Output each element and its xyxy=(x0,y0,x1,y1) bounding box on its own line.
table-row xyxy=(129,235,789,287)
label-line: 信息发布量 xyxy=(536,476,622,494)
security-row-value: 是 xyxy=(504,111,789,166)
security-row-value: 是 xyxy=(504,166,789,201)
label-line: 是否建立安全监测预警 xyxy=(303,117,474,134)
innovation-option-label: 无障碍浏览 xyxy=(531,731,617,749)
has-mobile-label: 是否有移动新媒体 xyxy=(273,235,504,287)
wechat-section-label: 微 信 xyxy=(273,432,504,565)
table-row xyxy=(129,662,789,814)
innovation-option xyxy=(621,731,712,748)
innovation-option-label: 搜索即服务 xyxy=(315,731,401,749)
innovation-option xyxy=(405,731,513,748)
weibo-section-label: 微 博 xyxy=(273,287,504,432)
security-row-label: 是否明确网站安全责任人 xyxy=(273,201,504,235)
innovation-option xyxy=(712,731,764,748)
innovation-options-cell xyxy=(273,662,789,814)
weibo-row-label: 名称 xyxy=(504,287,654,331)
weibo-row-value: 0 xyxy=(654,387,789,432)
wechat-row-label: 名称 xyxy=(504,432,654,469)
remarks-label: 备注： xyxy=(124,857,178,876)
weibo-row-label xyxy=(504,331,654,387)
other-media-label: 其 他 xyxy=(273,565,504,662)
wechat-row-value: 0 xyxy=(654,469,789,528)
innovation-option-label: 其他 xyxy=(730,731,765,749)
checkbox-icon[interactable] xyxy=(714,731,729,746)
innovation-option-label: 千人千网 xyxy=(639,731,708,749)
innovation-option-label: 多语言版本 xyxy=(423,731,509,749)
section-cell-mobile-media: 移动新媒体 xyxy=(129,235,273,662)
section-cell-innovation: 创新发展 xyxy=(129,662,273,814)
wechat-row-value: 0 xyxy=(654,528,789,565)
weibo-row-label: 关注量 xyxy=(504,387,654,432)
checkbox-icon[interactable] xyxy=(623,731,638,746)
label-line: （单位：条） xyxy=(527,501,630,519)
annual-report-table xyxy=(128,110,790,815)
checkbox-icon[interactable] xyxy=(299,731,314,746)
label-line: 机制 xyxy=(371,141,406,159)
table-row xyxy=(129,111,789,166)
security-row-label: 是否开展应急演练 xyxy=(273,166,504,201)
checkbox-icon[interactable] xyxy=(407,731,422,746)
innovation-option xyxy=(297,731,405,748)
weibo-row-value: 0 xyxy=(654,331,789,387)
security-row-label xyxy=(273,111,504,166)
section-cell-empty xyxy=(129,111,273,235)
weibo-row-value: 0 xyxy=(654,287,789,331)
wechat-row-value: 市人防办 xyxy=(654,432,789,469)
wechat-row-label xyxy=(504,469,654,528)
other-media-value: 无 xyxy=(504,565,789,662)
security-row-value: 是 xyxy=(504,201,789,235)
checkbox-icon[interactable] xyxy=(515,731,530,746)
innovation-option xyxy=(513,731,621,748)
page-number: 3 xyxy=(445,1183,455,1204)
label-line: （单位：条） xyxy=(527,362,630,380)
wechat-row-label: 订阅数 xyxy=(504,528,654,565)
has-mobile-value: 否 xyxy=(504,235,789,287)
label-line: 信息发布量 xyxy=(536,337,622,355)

**WORK TO DO:** Copy every line of the listing above without any changes.

**WRITTEN REPLY:**
Output each element and its xyxy=(x0,y0,x1,y1) bounding box on its own line.
table-row xyxy=(129,235,789,287)
label-line: 信息发布量 xyxy=(536,476,622,494)
security-row-value: 是 xyxy=(504,111,789,166)
security-row-value: 是 xyxy=(504,166,789,201)
label-line: 是否建立安全监测预警 xyxy=(303,117,474,134)
innovation-option-label: 无障碍浏览 xyxy=(531,731,617,749)
has-mobile-label: 是否有移动新媒体 xyxy=(273,235,504,287)
wechat-section-label: 微 信 xyxy=(273,432,504,565)
table-row xyxy=(129,662,789,814)
innovation-option xyxy=(621,731,712,748)
innovation-option-label: 搜索即服务 xyxy=(315,731,401,749)
innovation-option xyxy=(405,731,513,748)
weibo-section-label: 微 博 xyxy=(273,287,504,432)
security-row-label: 是否明确网站安全责任人 xyxy=(273,201,504,235)
innovation-option xyxy=(712,731,764,748)
innovation-options-cell xyxy=(273,662,789,814)
weibo-row-label: 名称 xyxy=(504,287,654,331)
weibo-row-value: 0 xyxy=(654,387,789,432)
wechat-row-label: 名称 xyxy=(504,432,654,469)
remarks-label: 备注： xyxy=(124,857,178,876)
weibo-row-label xyxy=(504,331,654,387)
other-media-label: 其 他 xyxy=(273,565,504,662)
wechat-row-value: 0 xyxy=(654,469,789,528)
innovation-option-label: 其他 xyxy=(730,731,765,749)
checkbox-icon[interactable] xyxy=(714,731,729,746)
innovation-option-label: 千人千网 xyxy=(639,731,708,749)
innovation-option-label: 多语言版本 xyxy=(423,731,509,749)
section-cell-mobile-media: 移动新媒体 xyxy=(129,235,273,662)
section-cell-innovation: 创新发展 xyxy=(129,662,273,814)
wechat-row-value: 0 xyxy=(654,528,789,565)
weibo-row-label: 关注量 xyxy=(504,387,654,432)
checkbox-icon[interactable] xyxy=(623,731,638,746)
label-line: （单位：条） xyxy=(527,501,630,519)
annual-report-table xyxy=(128,110,790,815)
checkbox-icon[interactable] xyxy=(299,731,314,746)
label-line: 机制 xyxy=(371,141,406,159)
table-row xyxy=(129,111,789,166)
security-row-label: 是否开展应急演练 xyxy=(273,166,504,201)
checkbox-icon[interactable] xyxy=(407,731,422,746)
innovation-option xyxy=(297,731,405,748)
weibo-row-value: 0 xyxy=(654,331,789,387)
security-row-label xyxy=(273,111,504,166)
section-cell-empty xyxy=(129,111,273,235)
weibo-row-value: 0 xyxy=(654,287,789,331)
wechat-row-value: 市人防办 xyxy=(654,432,789,469)
wechat-row-label xyxy=(504,469,654,528)
other-media-value: 无 xyxy=(504,565,789,662)
security-row-value: 是 xyxy=(504,201,789,235)
checkbox-icon[interactable] xyxy=(515,731,530,746)
innovation-option xyxy=(513,731,621,748)
page-number: 3 xyxy=(445,1183,455,1204)
label-line: （单位：条） xyxy=(527,362,630,380)
wechat-row-label: 订阅数 xyxy=(504,528,654,565)
has-mobile-value: 否 xyxy=(504,235,789,287)
label-line: 信息发布量 xyxy=(536,337,622,355)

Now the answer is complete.